What is being asked: Work out the number of lines containing "name". Answer with nothing but that number.

Extracts from a graphics dataset

----

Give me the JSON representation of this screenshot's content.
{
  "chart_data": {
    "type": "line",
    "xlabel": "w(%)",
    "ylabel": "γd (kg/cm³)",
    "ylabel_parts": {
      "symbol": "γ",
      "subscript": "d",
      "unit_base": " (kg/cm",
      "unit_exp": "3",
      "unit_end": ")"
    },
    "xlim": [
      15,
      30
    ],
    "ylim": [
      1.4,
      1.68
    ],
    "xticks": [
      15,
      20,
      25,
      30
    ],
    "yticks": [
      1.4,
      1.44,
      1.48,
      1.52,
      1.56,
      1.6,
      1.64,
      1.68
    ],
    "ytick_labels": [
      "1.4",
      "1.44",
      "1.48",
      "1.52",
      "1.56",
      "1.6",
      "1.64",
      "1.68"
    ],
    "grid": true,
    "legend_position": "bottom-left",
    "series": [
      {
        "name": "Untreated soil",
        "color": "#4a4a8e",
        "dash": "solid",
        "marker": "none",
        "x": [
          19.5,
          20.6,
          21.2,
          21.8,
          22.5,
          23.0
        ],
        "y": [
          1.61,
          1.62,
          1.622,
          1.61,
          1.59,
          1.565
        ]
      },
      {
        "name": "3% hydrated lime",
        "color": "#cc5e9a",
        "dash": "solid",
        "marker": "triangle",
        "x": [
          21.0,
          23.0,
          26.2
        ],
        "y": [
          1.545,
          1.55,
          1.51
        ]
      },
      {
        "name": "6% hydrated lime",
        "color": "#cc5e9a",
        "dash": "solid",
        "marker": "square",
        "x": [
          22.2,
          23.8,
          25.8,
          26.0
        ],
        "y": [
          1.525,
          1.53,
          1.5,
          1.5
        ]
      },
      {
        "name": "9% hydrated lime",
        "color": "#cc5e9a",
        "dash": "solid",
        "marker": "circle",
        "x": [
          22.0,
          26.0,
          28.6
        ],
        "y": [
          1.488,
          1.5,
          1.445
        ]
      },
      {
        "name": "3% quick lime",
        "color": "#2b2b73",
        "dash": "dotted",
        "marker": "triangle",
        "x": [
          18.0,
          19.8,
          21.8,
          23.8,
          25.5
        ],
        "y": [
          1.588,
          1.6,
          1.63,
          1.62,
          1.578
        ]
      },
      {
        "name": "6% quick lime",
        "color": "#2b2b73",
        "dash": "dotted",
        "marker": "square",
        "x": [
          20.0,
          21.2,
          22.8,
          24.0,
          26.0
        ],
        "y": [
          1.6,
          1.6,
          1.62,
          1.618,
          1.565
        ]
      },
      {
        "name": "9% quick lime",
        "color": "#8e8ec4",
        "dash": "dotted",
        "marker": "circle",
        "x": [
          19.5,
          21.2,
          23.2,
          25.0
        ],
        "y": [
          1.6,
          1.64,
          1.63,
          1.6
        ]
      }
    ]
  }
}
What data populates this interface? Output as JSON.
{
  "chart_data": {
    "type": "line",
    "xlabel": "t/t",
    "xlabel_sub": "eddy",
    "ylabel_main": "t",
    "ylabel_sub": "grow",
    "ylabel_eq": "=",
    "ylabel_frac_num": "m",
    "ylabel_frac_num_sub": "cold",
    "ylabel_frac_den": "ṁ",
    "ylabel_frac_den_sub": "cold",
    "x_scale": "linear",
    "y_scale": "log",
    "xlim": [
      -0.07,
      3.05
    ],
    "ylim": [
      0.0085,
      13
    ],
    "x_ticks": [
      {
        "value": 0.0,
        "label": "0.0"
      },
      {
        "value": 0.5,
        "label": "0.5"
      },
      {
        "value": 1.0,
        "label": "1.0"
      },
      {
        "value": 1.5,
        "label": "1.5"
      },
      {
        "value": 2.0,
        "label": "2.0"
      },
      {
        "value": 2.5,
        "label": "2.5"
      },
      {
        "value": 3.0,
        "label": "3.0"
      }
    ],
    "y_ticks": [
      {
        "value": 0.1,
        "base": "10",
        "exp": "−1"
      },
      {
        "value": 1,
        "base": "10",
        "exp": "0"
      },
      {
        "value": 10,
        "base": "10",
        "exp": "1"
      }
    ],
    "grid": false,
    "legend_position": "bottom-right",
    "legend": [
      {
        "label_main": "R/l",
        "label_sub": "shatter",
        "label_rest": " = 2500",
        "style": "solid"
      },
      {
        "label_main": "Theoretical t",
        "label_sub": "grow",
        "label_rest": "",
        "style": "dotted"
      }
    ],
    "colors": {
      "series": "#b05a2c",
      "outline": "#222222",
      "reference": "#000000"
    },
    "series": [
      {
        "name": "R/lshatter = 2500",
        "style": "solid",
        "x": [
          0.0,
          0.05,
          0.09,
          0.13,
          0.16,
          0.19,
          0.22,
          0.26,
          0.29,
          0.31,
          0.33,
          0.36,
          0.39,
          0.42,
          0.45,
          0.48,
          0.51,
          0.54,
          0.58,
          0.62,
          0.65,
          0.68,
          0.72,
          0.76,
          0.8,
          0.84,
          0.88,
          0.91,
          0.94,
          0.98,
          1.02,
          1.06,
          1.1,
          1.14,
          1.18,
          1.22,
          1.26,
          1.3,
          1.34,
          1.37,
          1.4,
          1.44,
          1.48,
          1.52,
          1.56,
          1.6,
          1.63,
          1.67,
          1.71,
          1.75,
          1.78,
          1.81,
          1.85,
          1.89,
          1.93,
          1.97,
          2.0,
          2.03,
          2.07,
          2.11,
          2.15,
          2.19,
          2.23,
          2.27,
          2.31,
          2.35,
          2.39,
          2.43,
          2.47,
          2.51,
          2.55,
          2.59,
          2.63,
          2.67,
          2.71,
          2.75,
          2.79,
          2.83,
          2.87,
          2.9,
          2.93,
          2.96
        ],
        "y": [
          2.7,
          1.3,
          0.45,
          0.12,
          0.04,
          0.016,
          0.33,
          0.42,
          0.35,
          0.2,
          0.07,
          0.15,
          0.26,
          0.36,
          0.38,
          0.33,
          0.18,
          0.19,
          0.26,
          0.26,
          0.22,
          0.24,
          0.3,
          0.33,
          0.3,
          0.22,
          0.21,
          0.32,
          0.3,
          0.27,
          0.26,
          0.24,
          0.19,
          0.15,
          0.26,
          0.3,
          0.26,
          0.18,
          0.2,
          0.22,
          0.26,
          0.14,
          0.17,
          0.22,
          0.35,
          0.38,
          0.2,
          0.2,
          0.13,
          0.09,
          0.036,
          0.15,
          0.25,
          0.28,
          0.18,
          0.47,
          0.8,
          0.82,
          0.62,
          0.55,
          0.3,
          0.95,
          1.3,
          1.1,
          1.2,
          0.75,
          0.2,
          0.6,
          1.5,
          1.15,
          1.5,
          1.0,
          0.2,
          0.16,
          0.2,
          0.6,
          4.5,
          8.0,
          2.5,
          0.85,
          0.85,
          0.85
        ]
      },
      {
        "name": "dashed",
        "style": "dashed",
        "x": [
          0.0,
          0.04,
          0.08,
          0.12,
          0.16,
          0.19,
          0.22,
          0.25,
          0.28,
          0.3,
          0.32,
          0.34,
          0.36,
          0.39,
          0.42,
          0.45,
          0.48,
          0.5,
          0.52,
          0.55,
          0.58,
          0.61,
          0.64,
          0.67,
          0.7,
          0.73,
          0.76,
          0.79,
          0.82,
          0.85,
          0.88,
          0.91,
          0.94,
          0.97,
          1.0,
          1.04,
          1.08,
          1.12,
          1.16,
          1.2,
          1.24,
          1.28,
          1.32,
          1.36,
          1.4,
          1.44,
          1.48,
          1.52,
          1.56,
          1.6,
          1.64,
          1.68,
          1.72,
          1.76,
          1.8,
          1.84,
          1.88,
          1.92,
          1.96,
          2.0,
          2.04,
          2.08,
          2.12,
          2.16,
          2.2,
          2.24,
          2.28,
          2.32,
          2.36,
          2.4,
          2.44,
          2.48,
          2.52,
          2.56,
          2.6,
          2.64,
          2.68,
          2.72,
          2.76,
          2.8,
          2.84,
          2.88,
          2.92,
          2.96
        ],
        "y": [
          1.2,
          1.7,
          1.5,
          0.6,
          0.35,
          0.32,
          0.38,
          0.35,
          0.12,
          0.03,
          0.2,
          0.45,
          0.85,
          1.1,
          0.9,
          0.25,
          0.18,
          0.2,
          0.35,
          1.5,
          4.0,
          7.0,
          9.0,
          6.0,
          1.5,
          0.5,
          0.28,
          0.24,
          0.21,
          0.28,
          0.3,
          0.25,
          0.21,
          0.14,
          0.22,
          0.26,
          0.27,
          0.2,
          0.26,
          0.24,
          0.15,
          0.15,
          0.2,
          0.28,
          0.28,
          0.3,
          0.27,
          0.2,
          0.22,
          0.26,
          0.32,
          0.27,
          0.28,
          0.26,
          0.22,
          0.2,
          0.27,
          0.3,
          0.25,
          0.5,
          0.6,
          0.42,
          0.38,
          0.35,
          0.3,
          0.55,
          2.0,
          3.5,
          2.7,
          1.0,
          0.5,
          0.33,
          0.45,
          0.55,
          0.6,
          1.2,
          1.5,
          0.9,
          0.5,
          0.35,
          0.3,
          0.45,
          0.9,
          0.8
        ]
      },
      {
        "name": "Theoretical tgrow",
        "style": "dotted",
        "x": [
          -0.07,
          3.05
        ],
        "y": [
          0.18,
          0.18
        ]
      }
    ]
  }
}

----

Solution to this task: 10